TASK INSTRUCTIONS: Every record below must be copied exactly, with images dropped.

*** Opening of EXTRACTED RECORDS ***

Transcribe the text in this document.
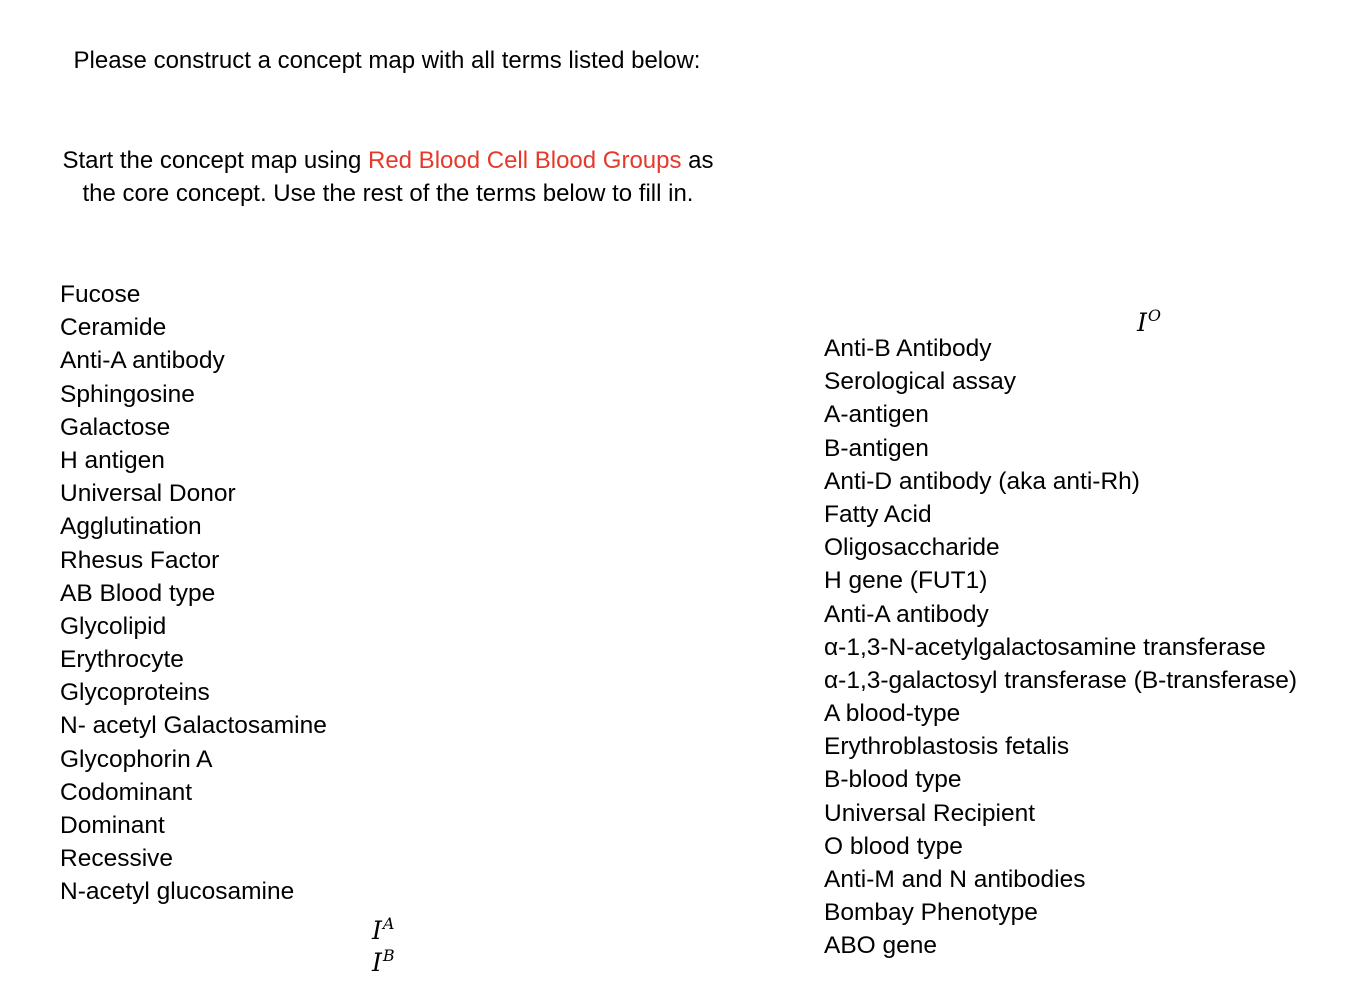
Please construct a concept map with all terms listed below:
Start the concept map using Red Blood Cell Blood Groups as the core concept. Use the rest of the terms below to fill in.
Fucose
Ceramide
Anti-A antibody
Sphingosine
Galactose
H antigen
Universal Donor
Agglutination
Rhesus Factor
AB Blood type
Glycolipid
Erythrocyte
Glycoproteins
N- acetyl Galactosamine
Glycophorin A
Codominant
Dominant
Recessive
N-acetyl glucosamine
Anti-B Antibody
Serological assay
A-antigen
B-antigen
Anti-D antibody (aka anti-Rh)
Fatty Acid
Oligosaccharide
H gene (FUT1)
Anti-A antibody
α-1,3-N-acetylgalactosamine transferase
α-1,3-galactosyl transferase (B-transferase)
A blood-type
Erythroblastosis fetalis
B-blood type
Universal Recipient
O blood type
Anti-M and N antibodies
Bombay Phenotype
ABO gene
$I^O$
$I^A$
$I^B$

*** Close of EXTRACTED RECORDS ***

OUTPUT BELOW:
Transcribe the text in this document.
Please construct a concept map with all terms listed below:
Start the concept map using Red Blood Cell Blood Groups as the core concept. Use the rest of the terms below to fill in.
Fucose
Ceramide
Anti-A antibody
Sphingosine
Galactose
H antigen
Universal Donor
Agglutination
Rhesus Factor
AB Blood type
Glycolipid
Erythrocyte
Glycoproteins
N- acetyl Galactosamine
Glycophorin A
Codominant
Dominant
Recessive
N-acetyl glucosamine
Anti-B Antibody
Serological assay
A-antigen
B-antigen
Anti-D antibody (aka anti-Rh)
Fatty Acid
Oligosaccharide
H gene (FUT1)
Anti-A antibody
α-1,3-N-acetylgalactosamine transferase
α-1,3-galactosyl transferase (B-transferase)
A blood-type
Erythroblastosis fetalis
B-blood type
Universal Recipient
O blood type
Anti-M and N antibodies
Bombay Phenotype
ABO gene
$I^O$
$I^A$
$I^B$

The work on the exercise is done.